## begin PROVIDED ENTRIES
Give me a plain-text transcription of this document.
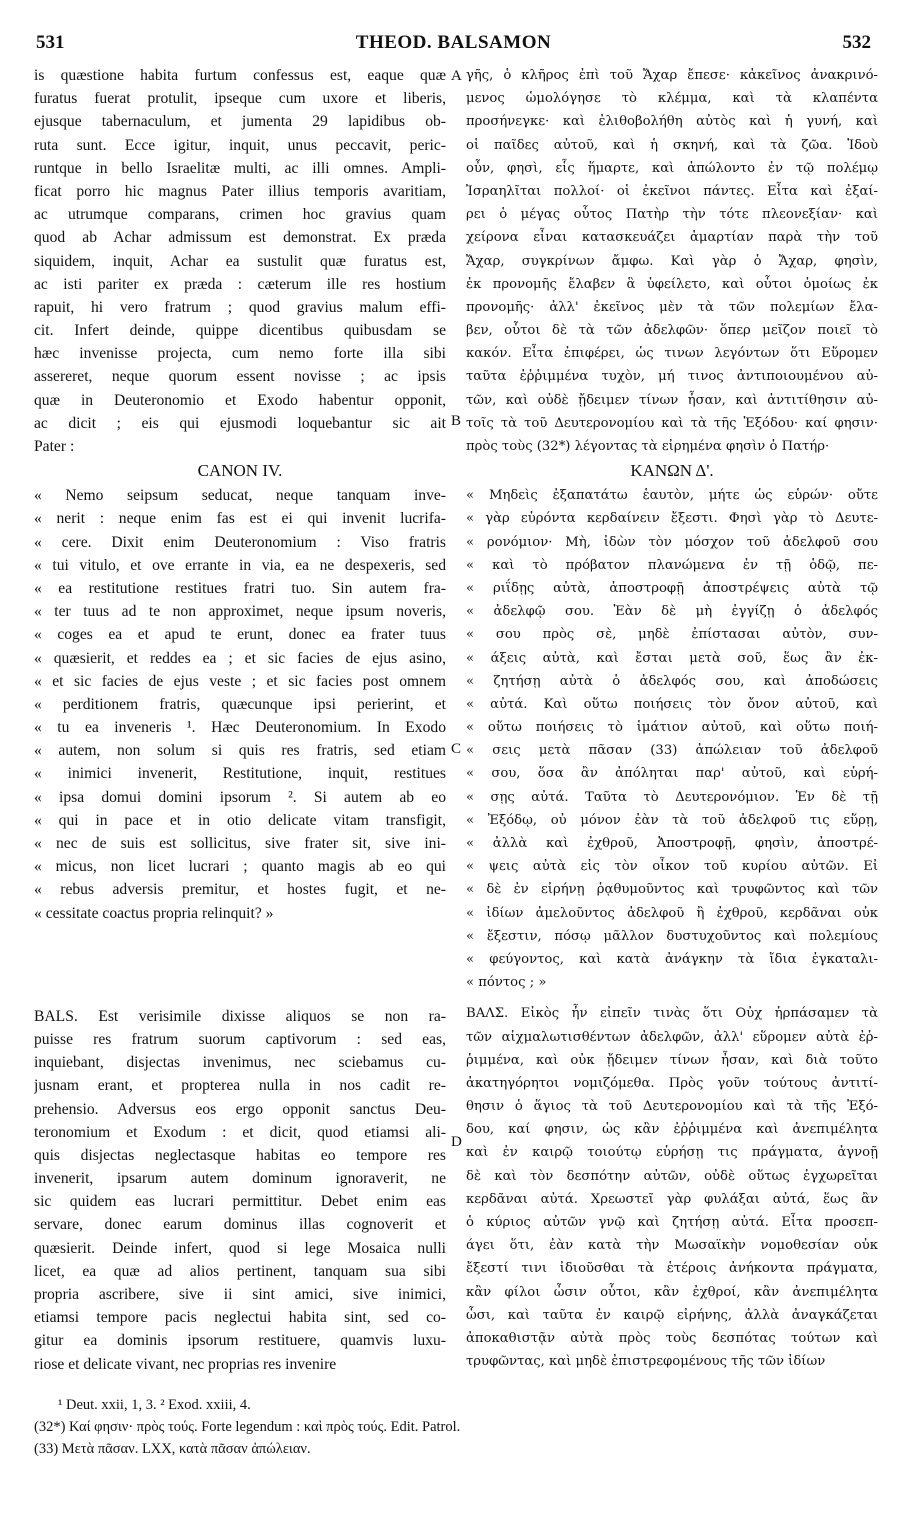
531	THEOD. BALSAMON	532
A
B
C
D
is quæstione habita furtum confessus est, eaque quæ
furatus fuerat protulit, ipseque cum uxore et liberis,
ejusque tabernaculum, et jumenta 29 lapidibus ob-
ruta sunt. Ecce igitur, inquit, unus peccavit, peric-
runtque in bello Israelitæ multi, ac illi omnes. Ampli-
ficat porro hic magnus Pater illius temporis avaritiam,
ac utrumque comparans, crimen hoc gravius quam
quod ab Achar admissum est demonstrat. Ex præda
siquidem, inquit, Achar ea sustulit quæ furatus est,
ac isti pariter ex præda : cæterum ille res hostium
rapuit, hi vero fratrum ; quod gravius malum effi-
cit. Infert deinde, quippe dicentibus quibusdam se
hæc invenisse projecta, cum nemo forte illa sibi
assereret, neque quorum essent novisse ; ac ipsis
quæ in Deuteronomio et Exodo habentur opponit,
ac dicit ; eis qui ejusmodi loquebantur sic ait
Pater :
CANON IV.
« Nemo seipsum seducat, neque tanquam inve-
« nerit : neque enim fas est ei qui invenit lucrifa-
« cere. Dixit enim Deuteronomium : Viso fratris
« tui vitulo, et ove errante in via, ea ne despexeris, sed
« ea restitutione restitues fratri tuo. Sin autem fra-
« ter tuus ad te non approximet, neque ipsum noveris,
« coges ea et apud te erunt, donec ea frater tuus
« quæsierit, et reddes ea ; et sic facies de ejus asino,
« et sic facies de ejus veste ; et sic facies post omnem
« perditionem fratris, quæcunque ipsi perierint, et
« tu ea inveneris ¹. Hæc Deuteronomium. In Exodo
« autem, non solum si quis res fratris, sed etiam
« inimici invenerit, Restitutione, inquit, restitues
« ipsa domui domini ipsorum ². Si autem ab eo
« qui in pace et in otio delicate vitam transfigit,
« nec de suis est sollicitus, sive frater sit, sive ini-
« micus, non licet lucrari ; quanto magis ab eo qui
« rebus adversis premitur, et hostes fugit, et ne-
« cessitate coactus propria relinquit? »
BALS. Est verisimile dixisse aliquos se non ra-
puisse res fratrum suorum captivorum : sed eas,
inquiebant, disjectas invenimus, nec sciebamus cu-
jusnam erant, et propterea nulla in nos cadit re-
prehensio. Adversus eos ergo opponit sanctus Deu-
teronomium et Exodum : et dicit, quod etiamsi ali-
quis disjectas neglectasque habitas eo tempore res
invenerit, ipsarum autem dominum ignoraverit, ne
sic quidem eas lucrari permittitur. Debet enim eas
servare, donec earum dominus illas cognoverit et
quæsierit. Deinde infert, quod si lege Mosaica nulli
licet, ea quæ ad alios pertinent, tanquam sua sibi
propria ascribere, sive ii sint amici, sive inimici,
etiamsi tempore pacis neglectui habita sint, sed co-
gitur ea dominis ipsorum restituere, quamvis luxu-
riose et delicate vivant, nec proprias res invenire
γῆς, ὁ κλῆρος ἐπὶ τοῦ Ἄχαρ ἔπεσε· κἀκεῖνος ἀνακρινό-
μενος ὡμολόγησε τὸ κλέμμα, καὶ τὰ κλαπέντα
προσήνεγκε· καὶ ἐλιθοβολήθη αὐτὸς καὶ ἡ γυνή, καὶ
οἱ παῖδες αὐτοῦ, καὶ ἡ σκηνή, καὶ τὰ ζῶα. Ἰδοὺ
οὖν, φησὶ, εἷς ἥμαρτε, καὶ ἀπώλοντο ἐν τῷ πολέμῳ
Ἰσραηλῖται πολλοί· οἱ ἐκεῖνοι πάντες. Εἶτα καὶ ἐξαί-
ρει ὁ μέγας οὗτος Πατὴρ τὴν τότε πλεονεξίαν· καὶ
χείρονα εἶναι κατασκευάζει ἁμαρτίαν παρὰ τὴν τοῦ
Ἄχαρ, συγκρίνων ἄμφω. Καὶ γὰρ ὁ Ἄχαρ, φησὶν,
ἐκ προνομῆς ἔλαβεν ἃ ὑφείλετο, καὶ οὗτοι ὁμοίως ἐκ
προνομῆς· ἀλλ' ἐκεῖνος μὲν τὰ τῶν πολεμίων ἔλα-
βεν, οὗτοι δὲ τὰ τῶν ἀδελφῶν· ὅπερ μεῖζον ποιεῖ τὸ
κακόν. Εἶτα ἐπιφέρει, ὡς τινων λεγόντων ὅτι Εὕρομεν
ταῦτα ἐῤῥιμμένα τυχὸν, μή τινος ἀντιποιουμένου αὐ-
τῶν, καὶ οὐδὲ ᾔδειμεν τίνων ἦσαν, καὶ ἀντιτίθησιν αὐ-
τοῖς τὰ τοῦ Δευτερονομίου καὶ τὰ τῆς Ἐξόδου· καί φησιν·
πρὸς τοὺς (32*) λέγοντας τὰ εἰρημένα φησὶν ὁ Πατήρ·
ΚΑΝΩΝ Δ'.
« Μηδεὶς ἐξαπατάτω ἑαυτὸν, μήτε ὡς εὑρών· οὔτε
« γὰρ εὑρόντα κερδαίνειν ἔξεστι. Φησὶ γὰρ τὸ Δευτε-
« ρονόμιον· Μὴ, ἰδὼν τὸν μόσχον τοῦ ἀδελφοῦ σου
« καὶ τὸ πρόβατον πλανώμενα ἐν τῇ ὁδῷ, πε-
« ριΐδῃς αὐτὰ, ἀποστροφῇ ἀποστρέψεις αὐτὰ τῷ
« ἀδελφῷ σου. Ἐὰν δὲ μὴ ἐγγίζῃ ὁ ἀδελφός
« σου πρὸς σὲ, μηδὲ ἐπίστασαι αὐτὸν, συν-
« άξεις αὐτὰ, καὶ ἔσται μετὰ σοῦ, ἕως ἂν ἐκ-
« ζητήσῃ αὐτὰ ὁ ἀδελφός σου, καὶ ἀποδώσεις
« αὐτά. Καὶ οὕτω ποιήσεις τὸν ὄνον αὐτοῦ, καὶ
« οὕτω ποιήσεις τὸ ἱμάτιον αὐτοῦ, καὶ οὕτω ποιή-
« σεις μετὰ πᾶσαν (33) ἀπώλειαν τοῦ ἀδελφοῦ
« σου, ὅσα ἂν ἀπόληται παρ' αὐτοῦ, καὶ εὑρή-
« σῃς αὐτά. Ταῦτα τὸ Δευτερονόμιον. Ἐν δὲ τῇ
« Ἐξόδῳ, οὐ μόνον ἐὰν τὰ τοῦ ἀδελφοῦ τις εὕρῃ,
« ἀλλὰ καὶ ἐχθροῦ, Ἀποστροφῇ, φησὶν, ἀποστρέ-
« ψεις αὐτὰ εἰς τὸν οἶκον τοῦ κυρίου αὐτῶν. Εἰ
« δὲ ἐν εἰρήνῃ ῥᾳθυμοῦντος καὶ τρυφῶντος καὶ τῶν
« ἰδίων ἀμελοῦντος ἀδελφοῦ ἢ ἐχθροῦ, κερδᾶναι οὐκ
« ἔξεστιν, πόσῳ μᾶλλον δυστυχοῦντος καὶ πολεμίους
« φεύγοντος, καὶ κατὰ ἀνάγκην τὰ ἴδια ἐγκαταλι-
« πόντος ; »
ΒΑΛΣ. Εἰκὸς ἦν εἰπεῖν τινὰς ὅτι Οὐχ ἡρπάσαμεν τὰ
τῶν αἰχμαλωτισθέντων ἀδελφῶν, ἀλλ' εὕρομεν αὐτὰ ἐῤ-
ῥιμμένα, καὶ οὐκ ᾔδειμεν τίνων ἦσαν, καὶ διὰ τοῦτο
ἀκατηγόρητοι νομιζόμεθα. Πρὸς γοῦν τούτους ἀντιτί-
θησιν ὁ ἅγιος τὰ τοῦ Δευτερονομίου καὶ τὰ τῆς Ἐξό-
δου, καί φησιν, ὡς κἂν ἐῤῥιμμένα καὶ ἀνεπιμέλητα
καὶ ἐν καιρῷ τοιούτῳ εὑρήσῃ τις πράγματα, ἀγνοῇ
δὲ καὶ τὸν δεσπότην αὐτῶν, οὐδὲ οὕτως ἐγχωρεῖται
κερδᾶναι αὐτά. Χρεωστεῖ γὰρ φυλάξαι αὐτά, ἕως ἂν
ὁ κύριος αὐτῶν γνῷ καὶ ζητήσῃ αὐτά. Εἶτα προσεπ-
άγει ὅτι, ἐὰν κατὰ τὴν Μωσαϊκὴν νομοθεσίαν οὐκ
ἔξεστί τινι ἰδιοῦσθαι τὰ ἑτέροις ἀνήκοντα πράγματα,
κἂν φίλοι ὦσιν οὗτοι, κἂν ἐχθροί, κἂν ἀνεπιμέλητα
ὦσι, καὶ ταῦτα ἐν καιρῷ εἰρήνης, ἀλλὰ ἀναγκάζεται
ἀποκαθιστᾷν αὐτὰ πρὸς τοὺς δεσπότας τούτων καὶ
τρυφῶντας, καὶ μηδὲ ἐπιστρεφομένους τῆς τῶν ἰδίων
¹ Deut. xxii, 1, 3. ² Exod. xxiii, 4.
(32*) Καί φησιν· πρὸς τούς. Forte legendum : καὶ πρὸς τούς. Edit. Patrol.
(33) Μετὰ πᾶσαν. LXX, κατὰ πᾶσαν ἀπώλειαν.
## end PROVIDED ENTRIES
#### WHAT TO WORK ON:
From the entries above, select each line containing the string "ἐχθροῦ".

#### COMPLETE ANSWER:
« ἀλλὰ καὶ ἐχθροῦ, Ἀποστροφῇ, φησὶν, ἀποστρέ-
« ἰδίων ἀμελοῦντος ἀδελφοῦ ἢ ἐχθροῦ, κερδᾶναι οὐκ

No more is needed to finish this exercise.